## What you will do
Search the data below for the string "raha". Extract every line that contains it.

>> Begin Data for the task

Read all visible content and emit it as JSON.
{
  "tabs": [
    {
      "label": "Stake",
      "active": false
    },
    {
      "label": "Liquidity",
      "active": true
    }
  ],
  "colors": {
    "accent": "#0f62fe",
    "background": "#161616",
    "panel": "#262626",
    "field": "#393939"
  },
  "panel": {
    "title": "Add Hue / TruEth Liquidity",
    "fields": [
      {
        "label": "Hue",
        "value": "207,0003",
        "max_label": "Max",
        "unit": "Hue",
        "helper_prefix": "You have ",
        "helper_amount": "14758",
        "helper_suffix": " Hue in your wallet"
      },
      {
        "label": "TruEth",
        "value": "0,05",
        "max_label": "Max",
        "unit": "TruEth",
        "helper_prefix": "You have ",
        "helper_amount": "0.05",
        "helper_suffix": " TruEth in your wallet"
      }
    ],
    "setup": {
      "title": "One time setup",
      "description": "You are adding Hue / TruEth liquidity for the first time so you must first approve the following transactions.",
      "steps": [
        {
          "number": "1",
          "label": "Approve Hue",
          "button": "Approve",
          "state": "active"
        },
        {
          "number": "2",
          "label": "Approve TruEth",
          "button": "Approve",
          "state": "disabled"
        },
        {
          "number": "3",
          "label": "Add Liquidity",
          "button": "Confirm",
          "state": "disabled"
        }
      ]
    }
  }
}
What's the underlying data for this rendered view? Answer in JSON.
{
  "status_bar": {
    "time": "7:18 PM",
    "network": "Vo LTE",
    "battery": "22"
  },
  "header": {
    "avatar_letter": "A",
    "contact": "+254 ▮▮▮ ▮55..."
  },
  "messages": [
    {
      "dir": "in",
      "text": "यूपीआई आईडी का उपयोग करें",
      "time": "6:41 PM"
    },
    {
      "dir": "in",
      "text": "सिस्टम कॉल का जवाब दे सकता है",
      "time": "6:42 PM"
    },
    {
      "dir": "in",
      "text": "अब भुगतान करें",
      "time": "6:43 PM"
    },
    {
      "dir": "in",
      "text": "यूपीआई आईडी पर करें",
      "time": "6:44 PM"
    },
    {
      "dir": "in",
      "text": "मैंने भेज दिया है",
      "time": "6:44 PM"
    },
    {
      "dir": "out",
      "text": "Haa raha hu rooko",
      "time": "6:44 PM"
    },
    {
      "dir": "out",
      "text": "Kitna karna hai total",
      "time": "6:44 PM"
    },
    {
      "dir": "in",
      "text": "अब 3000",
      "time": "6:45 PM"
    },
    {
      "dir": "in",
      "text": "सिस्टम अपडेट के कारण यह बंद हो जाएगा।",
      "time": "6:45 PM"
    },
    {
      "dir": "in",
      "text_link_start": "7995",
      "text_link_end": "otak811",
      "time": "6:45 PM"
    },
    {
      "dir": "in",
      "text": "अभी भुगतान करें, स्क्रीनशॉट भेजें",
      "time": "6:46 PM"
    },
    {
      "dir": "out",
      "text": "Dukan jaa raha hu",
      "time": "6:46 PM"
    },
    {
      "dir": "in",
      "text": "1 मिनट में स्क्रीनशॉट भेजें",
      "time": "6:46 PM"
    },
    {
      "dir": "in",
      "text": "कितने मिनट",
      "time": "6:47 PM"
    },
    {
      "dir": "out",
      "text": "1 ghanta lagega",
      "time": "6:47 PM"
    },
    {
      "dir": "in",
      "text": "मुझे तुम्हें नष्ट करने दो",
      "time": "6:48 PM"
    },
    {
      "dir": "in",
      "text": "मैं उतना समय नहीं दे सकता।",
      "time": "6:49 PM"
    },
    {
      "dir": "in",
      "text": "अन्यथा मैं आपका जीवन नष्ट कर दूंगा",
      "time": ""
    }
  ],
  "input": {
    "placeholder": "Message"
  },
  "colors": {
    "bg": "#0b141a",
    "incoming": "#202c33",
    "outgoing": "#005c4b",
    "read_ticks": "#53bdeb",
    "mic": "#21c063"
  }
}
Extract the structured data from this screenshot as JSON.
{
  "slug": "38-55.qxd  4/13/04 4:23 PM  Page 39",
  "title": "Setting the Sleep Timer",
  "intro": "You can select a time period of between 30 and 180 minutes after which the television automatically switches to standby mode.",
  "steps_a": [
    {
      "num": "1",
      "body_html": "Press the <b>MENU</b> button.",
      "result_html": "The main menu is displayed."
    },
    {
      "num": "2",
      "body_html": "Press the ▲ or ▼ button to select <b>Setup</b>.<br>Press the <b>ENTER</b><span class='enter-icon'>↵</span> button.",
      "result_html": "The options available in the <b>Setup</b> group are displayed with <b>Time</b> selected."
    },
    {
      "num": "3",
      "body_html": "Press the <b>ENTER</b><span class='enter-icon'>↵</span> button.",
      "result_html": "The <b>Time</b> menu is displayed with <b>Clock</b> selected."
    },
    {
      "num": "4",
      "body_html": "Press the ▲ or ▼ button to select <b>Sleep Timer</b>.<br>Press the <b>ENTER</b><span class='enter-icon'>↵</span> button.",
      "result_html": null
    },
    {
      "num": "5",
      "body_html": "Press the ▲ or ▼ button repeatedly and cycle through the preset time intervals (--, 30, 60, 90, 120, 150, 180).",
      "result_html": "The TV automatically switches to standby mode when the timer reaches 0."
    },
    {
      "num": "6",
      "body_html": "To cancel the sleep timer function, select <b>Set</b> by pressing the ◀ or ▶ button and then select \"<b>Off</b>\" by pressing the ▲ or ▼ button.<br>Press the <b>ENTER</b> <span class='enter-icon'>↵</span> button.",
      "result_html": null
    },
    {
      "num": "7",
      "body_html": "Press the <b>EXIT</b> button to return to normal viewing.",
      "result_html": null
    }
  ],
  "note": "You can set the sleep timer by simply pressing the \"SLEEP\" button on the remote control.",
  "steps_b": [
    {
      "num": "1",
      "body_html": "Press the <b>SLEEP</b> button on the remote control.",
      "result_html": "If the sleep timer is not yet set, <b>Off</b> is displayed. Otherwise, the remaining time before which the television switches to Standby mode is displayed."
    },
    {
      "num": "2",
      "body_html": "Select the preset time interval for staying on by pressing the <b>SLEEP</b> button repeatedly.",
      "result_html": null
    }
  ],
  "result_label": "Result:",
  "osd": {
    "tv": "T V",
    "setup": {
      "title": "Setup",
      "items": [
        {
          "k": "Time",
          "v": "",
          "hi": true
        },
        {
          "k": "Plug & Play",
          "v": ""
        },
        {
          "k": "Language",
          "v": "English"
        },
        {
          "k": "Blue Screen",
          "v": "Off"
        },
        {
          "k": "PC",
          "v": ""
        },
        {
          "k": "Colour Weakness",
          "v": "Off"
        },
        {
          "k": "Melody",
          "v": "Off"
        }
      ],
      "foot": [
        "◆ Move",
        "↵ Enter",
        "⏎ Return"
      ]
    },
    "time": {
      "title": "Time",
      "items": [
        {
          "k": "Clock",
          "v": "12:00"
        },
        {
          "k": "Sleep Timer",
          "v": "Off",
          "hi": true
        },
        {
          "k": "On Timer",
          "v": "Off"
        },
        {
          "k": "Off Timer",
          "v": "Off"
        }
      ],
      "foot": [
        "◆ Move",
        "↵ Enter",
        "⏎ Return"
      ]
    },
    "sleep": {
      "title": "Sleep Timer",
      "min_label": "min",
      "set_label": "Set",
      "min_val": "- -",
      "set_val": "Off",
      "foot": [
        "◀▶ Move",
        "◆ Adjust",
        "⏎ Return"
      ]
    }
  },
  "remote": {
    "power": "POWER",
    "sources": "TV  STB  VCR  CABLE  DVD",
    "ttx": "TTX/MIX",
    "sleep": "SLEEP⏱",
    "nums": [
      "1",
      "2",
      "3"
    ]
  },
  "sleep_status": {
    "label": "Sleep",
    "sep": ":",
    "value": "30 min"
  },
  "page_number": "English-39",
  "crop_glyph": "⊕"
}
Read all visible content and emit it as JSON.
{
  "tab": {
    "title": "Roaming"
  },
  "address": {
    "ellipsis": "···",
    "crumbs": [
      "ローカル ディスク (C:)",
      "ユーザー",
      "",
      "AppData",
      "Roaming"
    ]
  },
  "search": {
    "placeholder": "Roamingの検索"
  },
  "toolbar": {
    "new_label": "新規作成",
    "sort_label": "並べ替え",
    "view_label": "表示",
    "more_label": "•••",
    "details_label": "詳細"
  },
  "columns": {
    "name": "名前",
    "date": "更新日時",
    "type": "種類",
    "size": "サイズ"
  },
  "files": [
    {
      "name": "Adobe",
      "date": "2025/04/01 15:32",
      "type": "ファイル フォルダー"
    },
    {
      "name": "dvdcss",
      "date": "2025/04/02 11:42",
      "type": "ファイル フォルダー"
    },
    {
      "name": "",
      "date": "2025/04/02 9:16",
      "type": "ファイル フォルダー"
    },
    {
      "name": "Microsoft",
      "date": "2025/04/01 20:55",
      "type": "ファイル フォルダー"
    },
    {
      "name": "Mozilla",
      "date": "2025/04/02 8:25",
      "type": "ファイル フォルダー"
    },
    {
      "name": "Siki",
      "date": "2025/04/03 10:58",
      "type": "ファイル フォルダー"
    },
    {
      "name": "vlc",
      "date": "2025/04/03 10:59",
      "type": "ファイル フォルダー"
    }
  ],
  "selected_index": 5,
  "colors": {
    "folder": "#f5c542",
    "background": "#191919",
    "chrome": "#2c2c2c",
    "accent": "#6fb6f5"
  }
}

>> End Data for the task

## Worked answer
      "text": "Haa raha hu rooko",
      "text": "Dukan jaa raha hu",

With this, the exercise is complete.